[GIVEN INSTRUCTION] Check each line for the string "icon", then give only how many lines have it.

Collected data

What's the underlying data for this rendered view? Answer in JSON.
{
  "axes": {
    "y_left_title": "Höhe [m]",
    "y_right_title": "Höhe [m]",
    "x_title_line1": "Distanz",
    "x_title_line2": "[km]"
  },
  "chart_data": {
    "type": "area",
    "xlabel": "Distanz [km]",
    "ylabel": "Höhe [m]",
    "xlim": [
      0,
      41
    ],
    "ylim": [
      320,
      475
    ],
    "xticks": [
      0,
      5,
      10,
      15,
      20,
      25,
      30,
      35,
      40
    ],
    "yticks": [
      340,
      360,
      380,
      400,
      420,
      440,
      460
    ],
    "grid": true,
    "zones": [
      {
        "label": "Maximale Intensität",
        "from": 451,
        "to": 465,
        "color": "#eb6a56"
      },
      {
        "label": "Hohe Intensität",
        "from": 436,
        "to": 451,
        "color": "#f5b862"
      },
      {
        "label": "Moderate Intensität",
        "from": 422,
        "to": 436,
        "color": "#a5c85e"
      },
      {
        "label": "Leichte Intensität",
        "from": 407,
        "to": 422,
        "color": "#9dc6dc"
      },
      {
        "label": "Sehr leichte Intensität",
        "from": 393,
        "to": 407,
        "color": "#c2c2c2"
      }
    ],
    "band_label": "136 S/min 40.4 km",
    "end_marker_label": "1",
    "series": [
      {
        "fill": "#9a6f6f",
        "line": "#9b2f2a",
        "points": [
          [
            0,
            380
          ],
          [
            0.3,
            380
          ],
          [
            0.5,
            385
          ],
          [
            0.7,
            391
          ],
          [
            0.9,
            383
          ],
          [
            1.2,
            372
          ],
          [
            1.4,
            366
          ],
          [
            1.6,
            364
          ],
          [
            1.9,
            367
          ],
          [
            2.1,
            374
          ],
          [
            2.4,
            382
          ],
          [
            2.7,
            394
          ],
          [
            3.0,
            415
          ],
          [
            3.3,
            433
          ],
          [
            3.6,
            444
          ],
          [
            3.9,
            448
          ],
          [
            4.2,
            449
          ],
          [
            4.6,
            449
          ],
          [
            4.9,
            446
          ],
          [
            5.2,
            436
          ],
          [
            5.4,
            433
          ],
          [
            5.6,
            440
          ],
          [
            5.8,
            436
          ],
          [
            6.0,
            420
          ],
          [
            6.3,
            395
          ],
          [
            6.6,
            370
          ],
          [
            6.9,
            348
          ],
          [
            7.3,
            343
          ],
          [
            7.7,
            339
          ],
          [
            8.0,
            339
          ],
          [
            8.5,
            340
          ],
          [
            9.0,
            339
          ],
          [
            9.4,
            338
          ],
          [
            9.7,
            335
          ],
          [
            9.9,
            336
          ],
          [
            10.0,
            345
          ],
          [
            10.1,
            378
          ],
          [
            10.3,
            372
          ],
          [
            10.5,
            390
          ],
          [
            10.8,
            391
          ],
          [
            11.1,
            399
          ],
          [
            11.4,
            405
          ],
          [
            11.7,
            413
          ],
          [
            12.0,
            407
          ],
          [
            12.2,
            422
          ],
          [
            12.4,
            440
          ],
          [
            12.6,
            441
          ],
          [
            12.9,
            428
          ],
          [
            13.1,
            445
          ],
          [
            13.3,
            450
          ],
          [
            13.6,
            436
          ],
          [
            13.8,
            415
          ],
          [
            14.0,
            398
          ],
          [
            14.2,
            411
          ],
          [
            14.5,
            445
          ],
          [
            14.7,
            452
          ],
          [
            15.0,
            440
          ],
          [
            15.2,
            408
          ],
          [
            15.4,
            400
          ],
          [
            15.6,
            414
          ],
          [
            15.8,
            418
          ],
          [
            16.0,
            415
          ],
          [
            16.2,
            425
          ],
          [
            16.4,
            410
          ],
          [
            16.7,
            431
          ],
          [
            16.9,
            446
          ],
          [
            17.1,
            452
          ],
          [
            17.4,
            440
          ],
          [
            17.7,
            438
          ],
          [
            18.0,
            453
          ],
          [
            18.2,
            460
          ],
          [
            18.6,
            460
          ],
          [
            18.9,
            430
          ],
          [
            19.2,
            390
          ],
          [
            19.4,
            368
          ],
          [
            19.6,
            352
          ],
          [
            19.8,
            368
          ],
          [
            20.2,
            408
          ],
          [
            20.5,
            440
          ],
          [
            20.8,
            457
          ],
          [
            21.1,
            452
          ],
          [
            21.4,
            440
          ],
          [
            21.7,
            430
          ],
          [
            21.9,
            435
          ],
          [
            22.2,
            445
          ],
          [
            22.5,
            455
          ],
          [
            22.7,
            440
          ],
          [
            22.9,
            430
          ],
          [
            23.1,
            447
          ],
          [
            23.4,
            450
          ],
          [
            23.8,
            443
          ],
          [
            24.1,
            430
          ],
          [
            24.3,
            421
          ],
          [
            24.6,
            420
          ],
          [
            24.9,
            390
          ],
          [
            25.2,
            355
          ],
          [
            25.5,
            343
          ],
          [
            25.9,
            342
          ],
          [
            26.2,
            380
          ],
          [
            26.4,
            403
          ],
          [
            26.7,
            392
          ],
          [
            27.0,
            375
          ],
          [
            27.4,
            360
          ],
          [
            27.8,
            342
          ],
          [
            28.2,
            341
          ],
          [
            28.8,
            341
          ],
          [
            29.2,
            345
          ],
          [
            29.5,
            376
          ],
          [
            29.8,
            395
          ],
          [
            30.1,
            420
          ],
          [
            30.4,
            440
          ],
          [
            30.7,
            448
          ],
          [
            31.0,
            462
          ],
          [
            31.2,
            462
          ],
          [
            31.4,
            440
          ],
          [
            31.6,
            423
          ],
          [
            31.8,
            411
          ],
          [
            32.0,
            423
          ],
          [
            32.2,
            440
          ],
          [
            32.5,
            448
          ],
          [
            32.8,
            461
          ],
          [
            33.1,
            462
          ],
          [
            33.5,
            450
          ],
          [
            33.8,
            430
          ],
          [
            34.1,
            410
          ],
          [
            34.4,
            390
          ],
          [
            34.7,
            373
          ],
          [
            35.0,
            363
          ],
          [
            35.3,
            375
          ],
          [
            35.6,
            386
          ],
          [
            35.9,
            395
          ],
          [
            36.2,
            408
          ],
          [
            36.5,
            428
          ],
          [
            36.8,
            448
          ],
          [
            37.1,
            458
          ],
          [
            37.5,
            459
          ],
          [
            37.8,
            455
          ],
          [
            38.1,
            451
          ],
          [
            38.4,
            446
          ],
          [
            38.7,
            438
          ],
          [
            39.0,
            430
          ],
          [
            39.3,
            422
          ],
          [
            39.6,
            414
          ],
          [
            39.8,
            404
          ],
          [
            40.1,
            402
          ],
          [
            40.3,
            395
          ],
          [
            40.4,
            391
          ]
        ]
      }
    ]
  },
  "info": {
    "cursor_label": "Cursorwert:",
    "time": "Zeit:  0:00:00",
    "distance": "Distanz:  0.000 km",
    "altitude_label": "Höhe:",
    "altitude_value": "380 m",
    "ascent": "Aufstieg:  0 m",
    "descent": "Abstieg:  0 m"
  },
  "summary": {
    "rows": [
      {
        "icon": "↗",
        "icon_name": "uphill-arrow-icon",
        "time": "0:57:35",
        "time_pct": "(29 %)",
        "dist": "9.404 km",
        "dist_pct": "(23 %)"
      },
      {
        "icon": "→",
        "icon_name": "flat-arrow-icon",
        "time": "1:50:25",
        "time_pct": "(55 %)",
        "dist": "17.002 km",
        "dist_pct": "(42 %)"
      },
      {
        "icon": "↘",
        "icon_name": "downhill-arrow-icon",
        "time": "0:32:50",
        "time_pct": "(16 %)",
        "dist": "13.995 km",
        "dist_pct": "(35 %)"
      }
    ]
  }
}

[EXERCISE SOLUTION] 6